--- TEXTAUSSCHNITT ---

Biomonitoring für die Zukunft
Am 12. Oktober 2023 trafen sich in Duisburg 70 Expertinnen und Experten aus Wissenschaft, Wirtschaft und Verwaltung, um gemeinsam Biomonitoring für die Zukunft zu gestalten. Die Ergebnisse aus den Schwerpunktdiskussionen „Biomonitoring von Luftschadstoffen“, „Effektbasiertes Gewässermonitoring“, „Klimafolgenmonitoring“ und „Biodiversitätsmonitoring“ werden in diesem und drei weiteren Beiträgen vorgestellt.
„Lebendige Messinstrumente“ wie Löwenzahn und Wasserflöhe, die beim Biomonitoring eingesetzt werden, haben gegenüber rein chemischen oder physikalischen Messinstrumenten den Vorteil, dass sie Umwelteinflüsse ganzheitlich erfassen. So können sie die Wirkungen von allen an einem Standort vorkommenden Stressoren aufzeigen. Deshalb spielt Biomonitoring in der behördlichen Praxis bereits seit vielen Jahrzehnten eine wichtige Rolle und gewinnt durch aktuelle Umweltveränderungen in Forschung und Anwendung zunehmend an Bedeutung. Die Teilnehmerinnen und Teilnehmer des Workshops „Biomonitoring für die Zukunft“ stellten sich daher die Frage, wie die Einführung neuer Monitoringverfahren in die behördliche Praxis und deren Etablierung gelingen kann. Im Folgenden Eindrücke und Ergebnisse aus dem Themenworkshop „Biomonitoring von Luftschadstoffen“:
Biomonitoring von unerwarteten Luftschadstoffen
Moderiert von Dr. Katja Hombrecher/LANUV NRW, Prof. Dr. Katharina Lenhart/Technische Hochschule Bingen und Dr. Monica Wäber/UMW Umweltmonitoring befasste sich der Themenworkshop „Biomonitoring von Luftschadstoffen“ am Vormittag des 12. Oktobers 2023 mit unerwarteten Einträgen von Schadstoffen über den Luftpfad.

--- ZUGEHÖRIGE DATENSÄTZE ---

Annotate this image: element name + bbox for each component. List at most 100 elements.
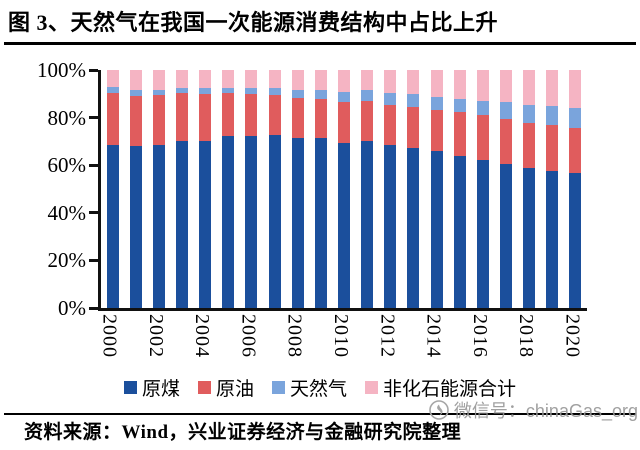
bar-segment-coal-2015 bbox=[453, 156, 466, 308]
legend-item-nonfossil: 非化石能源合计 bbox=[365, 374, 516, 401]
bar-segment-nonfossil-2005 bbox=[222, 70, 235, 88]
y-tick-label-100: 100% bbox=[37, 58, 86, 82]
bar-segment-oil-2003 bbox=[176, 93, 188, 141]
source-note: 资料来源：Wind，兴业证券经济与金融研究院整理 bbox=[24, 422, 462, 443]
bar-segment-nonfossil-2020 bbox=[569, 70, 582, 108]
bar-segment-gas-2019 bbox=[546, 106, 559, 126]
bar-segment-nonfossil-2013 bbox=[407, 70, 420, 95]
bar-segment-gas-2016 bbox=[476, 100, 489, 116]
bar-2017 bbox=[500, 70, 512, 308]
bar-segment-oil-2006 bbox=[245, 94, 258, 136]
x-tick-label-2000: 2000 bbox=[98, 314, 121, 358]
bar-segment-nonfossil-2015 bbox=[453, 70, 466, 99]
legend-swatch-oil bbox=[197, 381, 211, 394]
bar-segment-gas-2015 bbox=[453, 98, 466, 113]
bar-segment-oil-2009 bbox=[314, 98, 327, 138]
bar-segment-oil-2019 bbox=[546, 125, 559, 171]
legend-item-coal: 原煤 bbox=[123, 374, 180, 401]
bar-segment-oil-2013 bbox=[407, 106, 420, 148]
bar-segment-nonfossil-2016 bbox=[476, 70, 489, 101]
bar-2001 bbox=[129, 70, 142, 308]
bar-segment-coal-2014 bbox=[430, 151, 443, 308]
legend-swatch-coal bbox=[123, 381, 137, 394]
bar-2009 bbox=[314, 70, 327, 308]
bar-2018 bbox=[523, 70, 536, 308]
bar-segment-coal-2005 bbox=[222, 135, 235, 308]
bar-segment-coal-2011 bbox=[361, 140, 374, 308]
bar-2010 bbox=[338, 70, 350, 308]
y-tick-60 bbox=[89, 163, 98, 167]
x-tick-label-2002: 2002 bbox=[144, 314, 167, 358]
y-tick-label-40: 40% bbox=[47, 200, 87, 225]
bar-segment-gas-2002 bbox=[152, 89, 165, 95]
bar-segment-coal-2009 bbox=[314, 137, 327, 308]
bar-segment-coal-2016 bbox=[476, 159, 489, 308]
bar-segment-coal-2006 bbox=[245, 135, 258, 308]
bar-segment-coal-2003 bbox=[176, 140, 188, 308]
x-tick-label-2004: 2004 bbox=[191, 314, 214, 358]
bar-segment-coal-2008 bbox=[291, 137, 304, 308]
bar-segment-gas-2007 bbox=[268, 87, 281, 95]
chart-legend: 原煤 原油 天然气 非化石能源合计 bbox=[0, 374, 640, 401]
bar-2020 bbox=[569, 70, 582, 308]
bar-segment-oil-2012 bbox=[384, 104, 397, 145]
bar-2013 bbox=[407, 70, 420, 308]
wechat-logo-icon bbox=[429, 400, 449, 420]
bar-segment-gas-2009 bbox=[314, 90, 327, 99]
bar-segment-nonfossil-2001 bbox=[129, 70, 142, 90]
bar-2016 bbox=[476, 70, 489, 308]
bar-segment-coal-2017 bbox=[500, 163, 512, 308]
x-tick-label-2016: 2016 bbox=[468, 314, 491, 358]
x-tick-label-2018: 2018 bbox=[515, 314, 538, 358]
bar-segment-gas-2018 bbox=[523, 104, 536, 123]
bar-segment-nonfossil-2019 bbox=[546, 70, 559, 107]
y-tick-label-20: 20% bbox=[47, 248, 87, 273]
y-tick-label-0: 0% bbox=[58, 296, 86, 320]
legend-item-gas: 天然气 bbox=[272, 374, 347, 401]
bar-segment-gas-2004 bbox=[199, 88, 212, 94]
bar-segment-oil-2011 bbox=[361, 100, 374, 141]
bar-2006 bbox=[245, 70, 258, 308]
bar-segment-gas-2020 bbox=[569, 107, 582, 128]
bar-segment-nonfossil-2009 bbox=[314, 70, 327, 91]
bar-2007 bbox=[268, 70, 281, 308]
bar-segment-gas-2001 bbox=[129, 89, 142, 96]
bar-segment-nonfossil-2002 bbox=[152, 70, 165, 90]
bar-segment-oil-2007 bbox=[268, 94, 281, 136]
bar-segment-coal-2004 bbox=[199, 140, 212, 308]
y-tick-label-80: 80% bbox=[47, 105, 87, 130]
bar-segment-gas-2017 bbox=[500, 102, 512, 119]
y-tick-0 bbox=[89, 306, 98, 310]
title-divider bbox=[4, 42, 636, 45]
y-tick-20 bbox=[89, 258, 98, 262]
bar-2004 bbox=[199, 70, 212, 308]
bar-segment-nonfossil-2000 bbox=[106, 70, 119, 88]
bar-segment-oil-2017 bbox=[500, 118, 512, 164]
bar-segment-nonfossil-2017 bbox=[500, 70, 512, 103]
legend-label-nonfossil: 非化石能源合计 bbox=[383, 379, 517, 400]
bar-segment-coal-2002 bbox=[152, 144, 165, 308]
bar-segment-oil-2002 bbox=[152, 94, 165, 145]
x-tick-label-2020: 2020 bbox=[561, 314, 584, 358]
bar-2015 bbox=[453, 70, 466, 308]
bar-segment-gas-2006 bbox=[245, 87, 258, 95]
bar-2014 bbox=[430, 70, 443, 308]
bar-segment-nonfossil-2011 bbox=[361, 70, 374, 90]
bar-2008 bbox=[291, 70, 304, 308]
bar-segment-nonfossil-2006 bbox=[245, 70, 258, 88]
legend-label-gas: 天然气 bbox=[290, 379, 348, 400]
bar-segment-nonfossil-2004 bbox=[199, 70, 212, 89]
bar-segment-oil-2016 bbox=[476, 115, 489, 160]
bar-2019 bbox=[546, 70, 559, 308]
y-tick-80 bbox=[89, 116, 98, 120]
figure-title: 图 3、天然气在我国一次能源消费结构中占比上升 bbox=[8, 10, 499, 35]
footer-divider bbox=[4, 413, 636, 415]
bar-2012 bbox=[384, 70, 397, 308]
bar-2002 bbox=[152, 70, 165, 308]
bar-segment-oil-2004 bbox=[199, 93, 212, 141]
bar-segment-nonfossil-2018 bbox=[523, 70, 536, 105]
bar-segment-oil-2010 bbox=[338, 101, 350, 144]
bar-segment-gas-2008 bbox=[291, 89, 304, 99]
bar-segment-gas-2011 bbox=[361, 89, 374, 101]
y-tick-label-60: 60% bbox=[47, 153, 87, 178]
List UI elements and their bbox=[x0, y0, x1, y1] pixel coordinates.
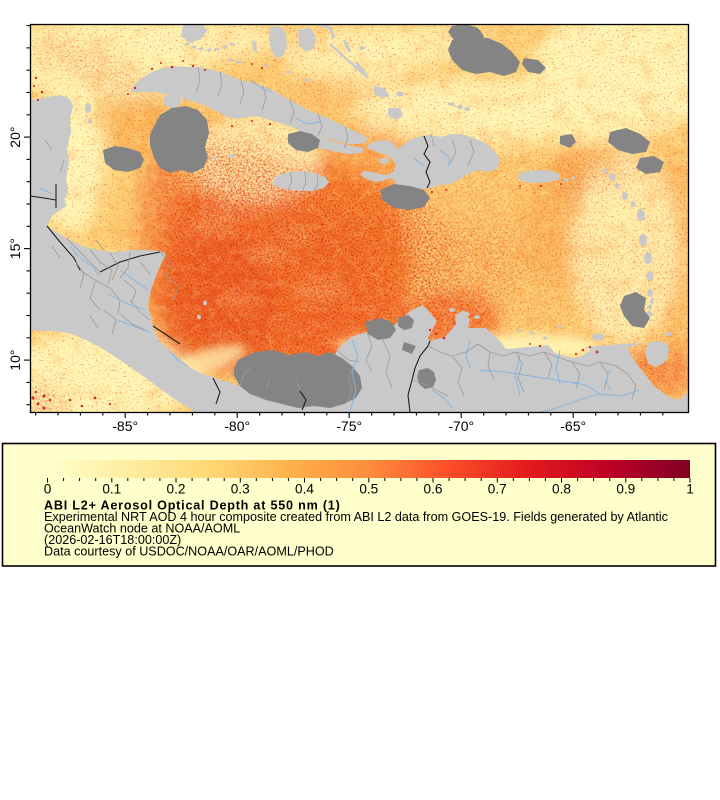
svg-text:0.7: 0.7 bbox=[488, 482, 507, 497]
svg-text:20°: 20° bbox=[7, 127, 23, 148]
svg-text:OceanWatch node at NOAA/AOML: OceanWatch node at NOAA/AOML bbox=[44, 522, 240, 536]
svg-text:-80°: -80° bbox=[224, 418, 250, 434]
svg-text:1: 1 bbox=[686, 482, 694, 497]
svg-text:15°: 15° bbox=[7, 238, 23, 259]
svg-text:0.3: 0.3 bbox=[231, 482, 250, 497]
svg-text:0.4: 0.4 bbox=[295, 482, 314, 497]
svg-text:-75°: -75° bbox=[336, 418, 362, 434]
svg-text:-65°: -65° bbox=[560, 418, 586, 434]
svg-text:0.5: 0.5 bbox=[359, 482, 378, 497]
svg-text:10°: 10° bbox=[7, 350, 23, 371]
svg-text:0: 0 bbox=[44, 482, 52, 497]
svg-text:0.9: 0.9 bbox=[616, 482, 635, 497]
svg-text:Data courtesy of USDOC/NOAA/OA: Data courtesy of USDOC/NOAA/OAR/AOML/PHO… bbox=[44, 545, 334, 559]
svg-text:0.8: 0.8 bbox=[552, 482, 571, 497]
svg-text:ABI L2+ Aerosol Optical Depth: ABI L2+ Aerosol Optical Depth at 550 nm … bbox=[44, 499, 341, 513]
svg-text:-85°: -85° bbox=[112, 418, 138, 434]
svg-text:0.6: 0.6 bbox=[424, 482, 443, 497]
svg-text:Experimental NRT AOD 4 hour co: Experimental NRT AOD 4 hour composite cr… bbox=[44, 510, 668, 524]
svg-text:0.1: 0.1 bbox=[102, 482, 121, 497]
svg-text:0.2: 0.2 bbox=[167, 482, 186, 497]
svg-text:(2026-02-16T18:00:00Z): (2026-02-16T18:00:00Z) bbox=[44, 533, 181, 547]
svg-text:-70°: -70° bbox=[448, 418, 474, 434]
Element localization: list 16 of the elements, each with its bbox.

---

AUFGABENLISTE:
1 - Wie viele Fachleute kamen laut dem Textausschnitt am 12. Oktober 2023 in Duisburg zusammen?
2 - Sammle alle Zeilen der Datensätze, in denen die Zeichenfolge „AOML“ vorkommt. Groß- und Kleinschreibung ist dabei zu beachten.
Die Datensätze haben mit dem Textausschnitt nichts zu tun.

LÖSUNGEN:
1 - 70 Expertinnen und Experten aus Wissenschaft, Wirtschaft und Verwaltung.

2 -
svg-text:OceanWatch node at NOAA/AOML: OceanWatch node at NOAA/AOML bbox=[44, 522, 240, 536]
svg-text:Data courtesy of USDOC/NOAA/OA: Data courtesy of USDOC/NOAA/OAR/AOML/PHO… bbox=[44, 545, 334, 559]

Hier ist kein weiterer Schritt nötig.